─── PROVIDED DATA

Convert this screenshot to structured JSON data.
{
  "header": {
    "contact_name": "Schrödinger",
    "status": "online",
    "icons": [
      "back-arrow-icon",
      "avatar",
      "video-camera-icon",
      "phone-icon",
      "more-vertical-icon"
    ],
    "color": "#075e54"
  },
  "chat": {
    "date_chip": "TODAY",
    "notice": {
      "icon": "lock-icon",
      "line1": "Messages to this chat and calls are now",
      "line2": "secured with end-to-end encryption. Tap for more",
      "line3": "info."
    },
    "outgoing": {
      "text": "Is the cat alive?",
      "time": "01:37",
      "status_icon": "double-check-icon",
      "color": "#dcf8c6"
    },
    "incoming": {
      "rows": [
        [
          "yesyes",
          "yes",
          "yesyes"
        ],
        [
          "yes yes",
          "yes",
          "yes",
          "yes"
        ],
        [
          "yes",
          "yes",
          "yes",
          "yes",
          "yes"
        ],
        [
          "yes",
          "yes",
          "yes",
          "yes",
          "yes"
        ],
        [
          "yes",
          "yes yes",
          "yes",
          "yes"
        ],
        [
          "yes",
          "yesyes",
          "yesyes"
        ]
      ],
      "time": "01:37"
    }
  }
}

──────

— GIVEN REQUEST —
Every record shown above should be written out again exactly.

— RESPONSE —
Convert this screenshot to structured JSON data.
{
  "header": {
    "contact_name": "Schrödinger",
    "status": "online",
    "icons": [
      "back-arrow-icon",
      "avatar",
      "video-camera-icon",
      "phone-icon",
      "more-vertical-icon"
    ],
    "color": "#075e54"
  },
  "chat": {
    "date_chip": "TODAY",
    "notice": {
      "icon": "lock-icon",
      "line1": "Messages to this chat and calls are now",
      "line2": "secured with end-to-end encryption. Tap for more",
      "line3": "info."
    },
    "outgoing": {
      "text": "Is the cat alive?",
      "time": "01:37",
      "status_icon": "double-check-icon",
      "color": "#dcf8c6"
    },
    "incoming": {
      "rows": [
        [
          "yesyes",
          "yes",
          "yesyes"
        ],
        [
          "yes yes",
          "yes",
          "yes",
          "yes"
        ],
        [
          "yes",
          "yes",
          "yes",
          "yes",
          "yes"
        ],
        [
          "yes",
          "yes",
          "yes",
          "yes",
          "yes"
        ],
        [
          "yes",
          "yes yes",
          "yes",
          "yes"
        ],
        [
          "yes",
          "yesyes",
          "yesyes"
        ]
      ],
      "time": "01:37"
    }
  }
}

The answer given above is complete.